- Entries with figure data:
---------------
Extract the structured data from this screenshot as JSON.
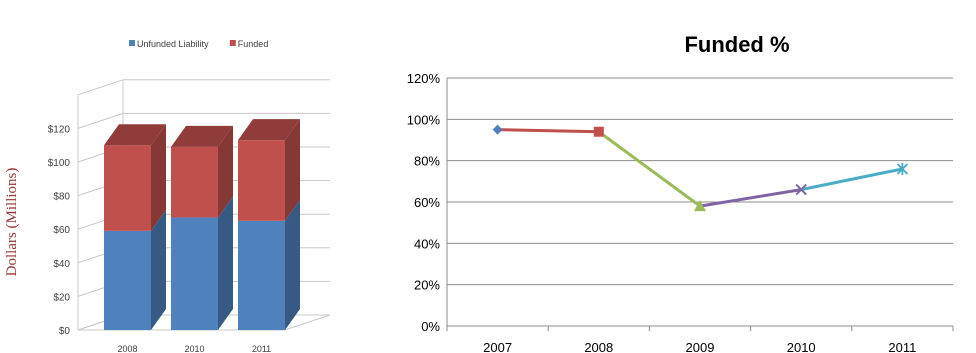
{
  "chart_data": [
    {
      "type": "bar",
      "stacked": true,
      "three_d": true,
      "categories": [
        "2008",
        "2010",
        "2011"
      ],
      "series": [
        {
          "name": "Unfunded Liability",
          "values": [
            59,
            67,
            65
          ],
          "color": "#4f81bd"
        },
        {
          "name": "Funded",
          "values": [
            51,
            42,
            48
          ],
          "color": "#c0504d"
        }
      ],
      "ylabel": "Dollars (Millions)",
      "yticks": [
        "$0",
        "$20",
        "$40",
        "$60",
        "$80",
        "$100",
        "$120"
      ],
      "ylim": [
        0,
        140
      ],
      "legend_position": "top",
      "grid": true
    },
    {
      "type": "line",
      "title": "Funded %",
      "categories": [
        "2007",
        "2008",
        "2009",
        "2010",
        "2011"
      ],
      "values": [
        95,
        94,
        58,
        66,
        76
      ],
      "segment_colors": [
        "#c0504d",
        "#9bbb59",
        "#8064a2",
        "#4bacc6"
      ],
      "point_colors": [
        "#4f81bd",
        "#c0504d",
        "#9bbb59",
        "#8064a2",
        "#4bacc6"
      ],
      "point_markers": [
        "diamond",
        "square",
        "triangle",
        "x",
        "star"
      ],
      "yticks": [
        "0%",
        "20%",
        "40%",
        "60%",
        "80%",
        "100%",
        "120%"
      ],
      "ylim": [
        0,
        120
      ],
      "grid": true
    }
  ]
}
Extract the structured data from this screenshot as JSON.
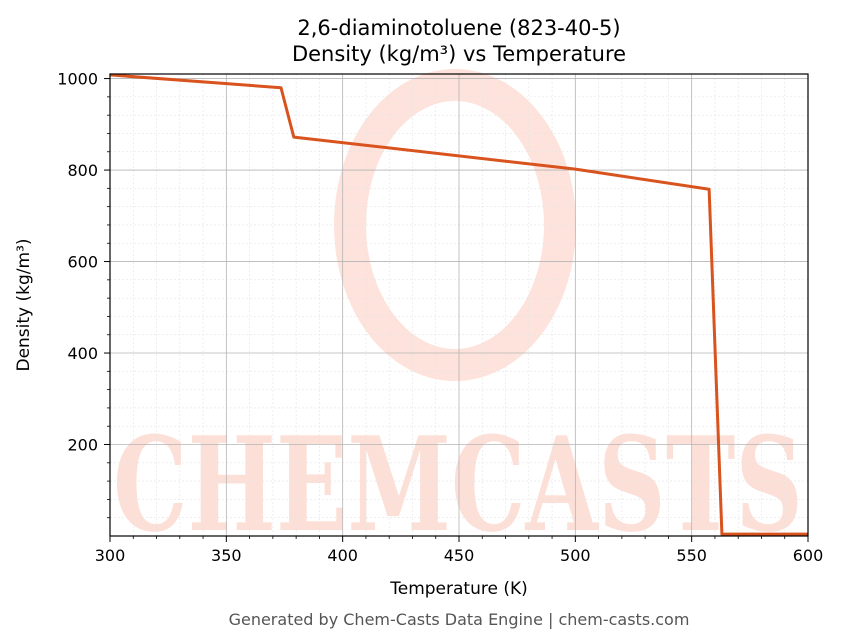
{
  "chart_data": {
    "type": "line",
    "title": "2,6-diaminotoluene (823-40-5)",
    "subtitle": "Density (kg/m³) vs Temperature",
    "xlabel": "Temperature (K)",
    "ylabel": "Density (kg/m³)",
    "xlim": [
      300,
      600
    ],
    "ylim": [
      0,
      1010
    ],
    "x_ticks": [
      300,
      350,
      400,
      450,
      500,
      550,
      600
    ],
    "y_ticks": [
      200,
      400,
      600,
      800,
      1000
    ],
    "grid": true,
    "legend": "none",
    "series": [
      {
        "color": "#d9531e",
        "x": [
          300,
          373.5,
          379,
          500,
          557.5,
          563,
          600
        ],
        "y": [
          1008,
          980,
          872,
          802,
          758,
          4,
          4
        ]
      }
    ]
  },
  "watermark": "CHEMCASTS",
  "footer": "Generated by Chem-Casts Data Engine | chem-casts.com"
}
---------------
- Set task: Every line holding "true" should be copied out.

- Problem solution:
      "stacked": true,
      "three_d": true,
      "grid": true
      "grid": true
    "grid": true,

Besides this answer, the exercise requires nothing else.